Stored entries
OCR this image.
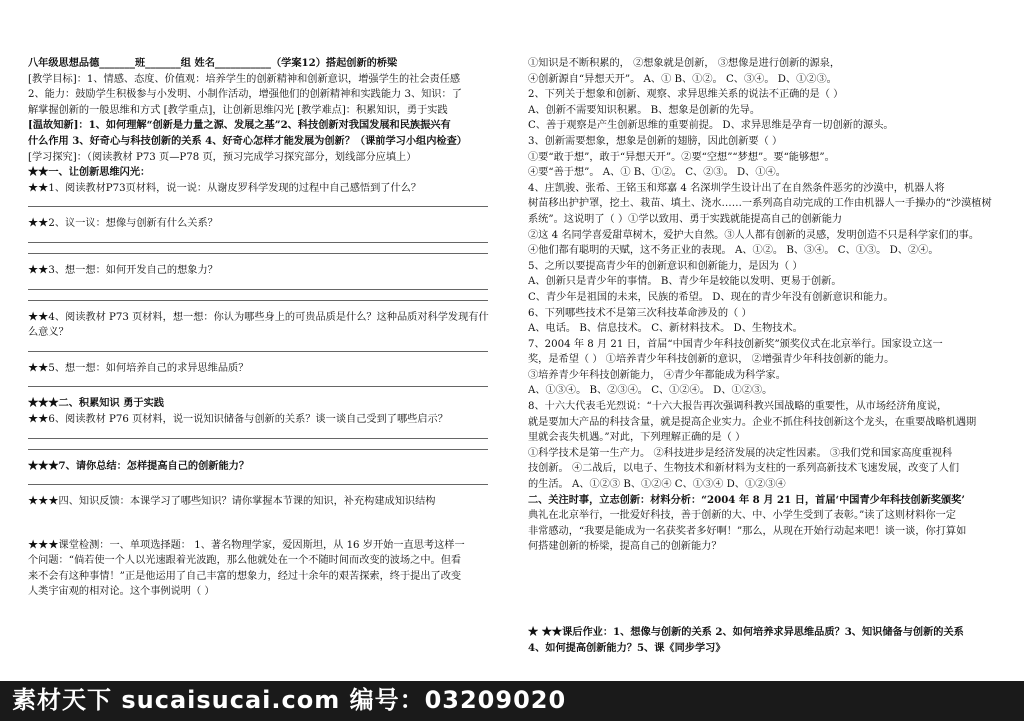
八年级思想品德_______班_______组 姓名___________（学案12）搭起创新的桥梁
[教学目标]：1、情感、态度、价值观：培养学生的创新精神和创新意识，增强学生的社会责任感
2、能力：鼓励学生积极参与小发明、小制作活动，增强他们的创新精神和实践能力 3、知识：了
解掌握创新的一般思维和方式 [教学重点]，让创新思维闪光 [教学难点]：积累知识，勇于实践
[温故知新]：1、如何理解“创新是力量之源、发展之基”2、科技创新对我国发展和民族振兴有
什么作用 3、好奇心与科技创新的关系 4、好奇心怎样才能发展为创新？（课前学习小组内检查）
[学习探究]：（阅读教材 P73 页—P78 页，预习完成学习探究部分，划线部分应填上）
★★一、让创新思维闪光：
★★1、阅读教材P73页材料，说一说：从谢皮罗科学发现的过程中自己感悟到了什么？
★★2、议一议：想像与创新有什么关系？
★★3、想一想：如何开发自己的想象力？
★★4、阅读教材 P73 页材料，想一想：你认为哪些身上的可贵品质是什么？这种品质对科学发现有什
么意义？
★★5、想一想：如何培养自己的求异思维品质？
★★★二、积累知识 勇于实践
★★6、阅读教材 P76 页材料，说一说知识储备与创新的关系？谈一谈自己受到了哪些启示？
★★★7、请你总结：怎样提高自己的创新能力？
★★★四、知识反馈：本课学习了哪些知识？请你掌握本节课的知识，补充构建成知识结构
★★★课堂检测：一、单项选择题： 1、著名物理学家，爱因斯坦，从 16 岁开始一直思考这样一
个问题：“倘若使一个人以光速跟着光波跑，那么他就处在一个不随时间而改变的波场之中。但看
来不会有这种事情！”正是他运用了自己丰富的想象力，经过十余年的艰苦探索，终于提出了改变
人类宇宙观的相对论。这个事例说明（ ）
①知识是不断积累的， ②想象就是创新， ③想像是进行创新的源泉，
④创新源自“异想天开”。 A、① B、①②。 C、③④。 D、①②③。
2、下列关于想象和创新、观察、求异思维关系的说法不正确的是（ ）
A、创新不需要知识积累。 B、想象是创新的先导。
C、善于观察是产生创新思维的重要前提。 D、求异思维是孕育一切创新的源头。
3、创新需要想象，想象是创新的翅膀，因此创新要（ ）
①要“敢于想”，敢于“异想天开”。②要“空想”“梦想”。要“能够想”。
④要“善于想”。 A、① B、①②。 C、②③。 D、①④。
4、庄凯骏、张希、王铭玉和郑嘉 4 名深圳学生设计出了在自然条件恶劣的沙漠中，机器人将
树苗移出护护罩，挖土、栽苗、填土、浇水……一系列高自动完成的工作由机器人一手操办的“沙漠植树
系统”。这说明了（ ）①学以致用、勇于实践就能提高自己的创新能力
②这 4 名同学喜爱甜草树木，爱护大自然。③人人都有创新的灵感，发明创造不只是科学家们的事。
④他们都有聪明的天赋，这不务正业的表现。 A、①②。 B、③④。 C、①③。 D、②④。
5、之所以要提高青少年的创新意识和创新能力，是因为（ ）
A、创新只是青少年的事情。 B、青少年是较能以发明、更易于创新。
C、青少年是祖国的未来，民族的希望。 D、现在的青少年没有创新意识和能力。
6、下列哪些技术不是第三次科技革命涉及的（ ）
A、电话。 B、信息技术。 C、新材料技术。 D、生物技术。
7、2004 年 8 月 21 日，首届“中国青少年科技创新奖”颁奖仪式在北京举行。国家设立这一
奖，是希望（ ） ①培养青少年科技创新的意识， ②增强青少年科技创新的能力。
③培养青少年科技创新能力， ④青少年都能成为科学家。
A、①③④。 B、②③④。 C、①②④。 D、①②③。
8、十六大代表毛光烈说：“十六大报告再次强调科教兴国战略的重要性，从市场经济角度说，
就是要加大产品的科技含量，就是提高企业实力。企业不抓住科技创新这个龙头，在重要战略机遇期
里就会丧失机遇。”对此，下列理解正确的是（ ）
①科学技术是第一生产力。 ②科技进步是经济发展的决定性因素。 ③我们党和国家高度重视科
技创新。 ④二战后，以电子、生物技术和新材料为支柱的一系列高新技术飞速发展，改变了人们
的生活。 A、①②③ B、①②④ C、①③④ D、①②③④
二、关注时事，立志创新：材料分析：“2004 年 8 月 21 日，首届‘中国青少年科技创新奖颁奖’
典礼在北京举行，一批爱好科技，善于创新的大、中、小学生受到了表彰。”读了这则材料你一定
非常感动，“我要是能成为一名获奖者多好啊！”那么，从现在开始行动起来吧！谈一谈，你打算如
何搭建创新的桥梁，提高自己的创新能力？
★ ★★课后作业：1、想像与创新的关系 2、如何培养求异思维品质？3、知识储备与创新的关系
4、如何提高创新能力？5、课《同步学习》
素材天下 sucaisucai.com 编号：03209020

_Aim of the exercise_.
Except for the pictures, print the data above exactly.

_Correct answer_.
OCR this image.
八年级思想品德_______班_______组 姓名___________（学案12）搭起创新的桥梁
[教学目标]：1、情感、态度、价值观：培养学生的创新精神和创新意识，增强学生的社会责任感
2、能力：鼓励学生积极参与小发明、小制作活动，增强他们的创新精神和实践能力 3、知识：了
解掌握创新的一般思维和方式 [教学重点]，让创新思维闪光 [教学难点]：积累知识，勇于实践
[温故知新]：1、如何理解“创新是力量之源、发展之基”2、科技创新对我国发展和民族振兴有
什么作用 3、好奇心与科技创新的关系 4、好奇心怎样才能发展为创新？（课前学习小组内检查）
[学习探究]：（阅读教材 P73 页—P78 页，预习完成学习探究部分，划线部分应填上）
★★一、让创新思维闪光：
★★1、阅读教材P73页材料，说一说：从谢皮罗科学发现的过程中自己感悟到了什么？
★★2、议一议：想像与创新有什么关系？
★★3、想一想：如何开发自己的想象力？
★★4、阅读教材 P73 页材料，想一想：你认为哪些身上的可贵品质是什么？这种品质对科学发现有什
么意义？
★★5、想一想：如何培养自己的求异思维品质？
★★★二、积累知识 勇于实践
★★6、阅读教材 P76 页材料，说一说知识储备与创新的关系？谈一谈自己受到了哪些启示？
★★★7、请你总结：怎样提高自己的创新能力？
★★★四、知识反馈：本课学习了哪些知识？请你掌握本节课的知识，补充构建成知识结构
★★★课堂检测：一、单项选择题： 1、著名物理学家，爱因斯坦，从 16 岁开始一直思考这样一
个问题：“倘若使一个人以光速跟着光波跑，那么他就处在一个不随时间而改变的波场之中。但看
来不会有这种事情！”正是他运用了自己丰富的想象力，经过十余年的艰苦探索，终于提出了改变
人类宇宙观的相对论。这个事例说明（ ）
①知识是不断积累的， ②想象就是创新， ③想像是进行创新的源泉，
④创新源自“异想天开”。 A、① B、①②。 C、③④。 D、①②③。
2、下列关于想象和创新、观察、求异思维关系的说法不正确的是（ ）
A、创新不需要知识积累。 B、想象是创新的先导。
C、善于观察是产生创新思维的重要前提。 D、求异思维是孕育一切创新的源头。
3、创新需要想象，想象是创新的翅膀，因此创新要（ ）
①要“敢于想”，敢于“异想天开”。②要“空想”“梦想”。要“能够想”。
④要“善于想”。 A、① B、①②。 C、②③。 D、①④。
4、庄凯骏、张希、王铭玉和郑嘉 4 名深圳学生设计出了在自然条件恶劣的沙漠中，机器人将
树苗移出护护罩，挖土、栽苗、填土、浇水……一系列高自动完成的工作由机器人一手操办的“沙漠植树
系统”。这说明了（ ）①学以致用、勇于实践就能提高自己的创新能力
②这 4 名同学喜爱甜草树木，爱护大自然。③人人都有创新的灵感，发明创造不只是科学家们的事。
④他们都有聪明的天赋，这不务正业的表现。 A、①②。 B、③④。 C、①③。 D、②④。
5、之所以要提高青少年的创新意识和创新能力，是因为（ ）
A、创新只是青少年的事情。 B、青少年是较能以发明、更易于创新。
C、青少年是祖国的未来，民族的希望。 D、现在的青少年没有创新意识和能力。
6、下列哪些技术不是第三次科技革命涉及的（ ）
A、电话。 B、信息技术。 C、新材料技术。 D、生物技术。
7、2004 年 8 月 21 日，首届“中国青少年科技创新奖”颁奖仪式在北京举行。国家设立这一
奖，是希望（ ） ①培养青少年科技创新的意识， ②增强青少年科技创新的能力。
③培养青少年科技创新能力， ④青少年都能成为科学家。
A、①③④。 B、②③④。 C、①②④。 D、①②③。
8、十六大代表毛光烈说：“十六大报告再次强调科教兴国战略的重要性，从市场经济角度说，
就是要加大产品的科技含量，就是提高企业实力。企业不抓住科技创新这个龙头，在重要战略机遇期
里就会丧失机遇。”对此，下列理解正确的是（ ）
①科学技术是第一生产力。 ②科技进步是经济发展的决定性因素。 ③我们党和国家高度重视科
技创新。 ④二战后，以电子、生物技术和新材料为支柱的一系列高新技术飞速发展，改变了人们
的生活。 A、①②③ B、①②④ C、①③④ D、①②③④
二、关注时事，立志创新：材料分析：“2004 年 8 月 21 日，首届‘中国青少年科技创新奖颁奖’
典礼在北京举行，一批爱好科技，善于创新的大、中、小学生受到了表彰。”读了这则材料你一定
非常感动，“我要是能成为一名获奖者多好啊！”那么，从现在开始行动起来吧！谈一谈，你打算如
何搭建创新的桥梁，提高自己的创新能力？
★ ★★课后作业：1、想像与创新的关系 2、如何培养求异思维品质？3、知识储备与创新的关系
4、如何提高创新能力？5、课《同步学习》
素材天下 sucaisucai.com 编号：03209020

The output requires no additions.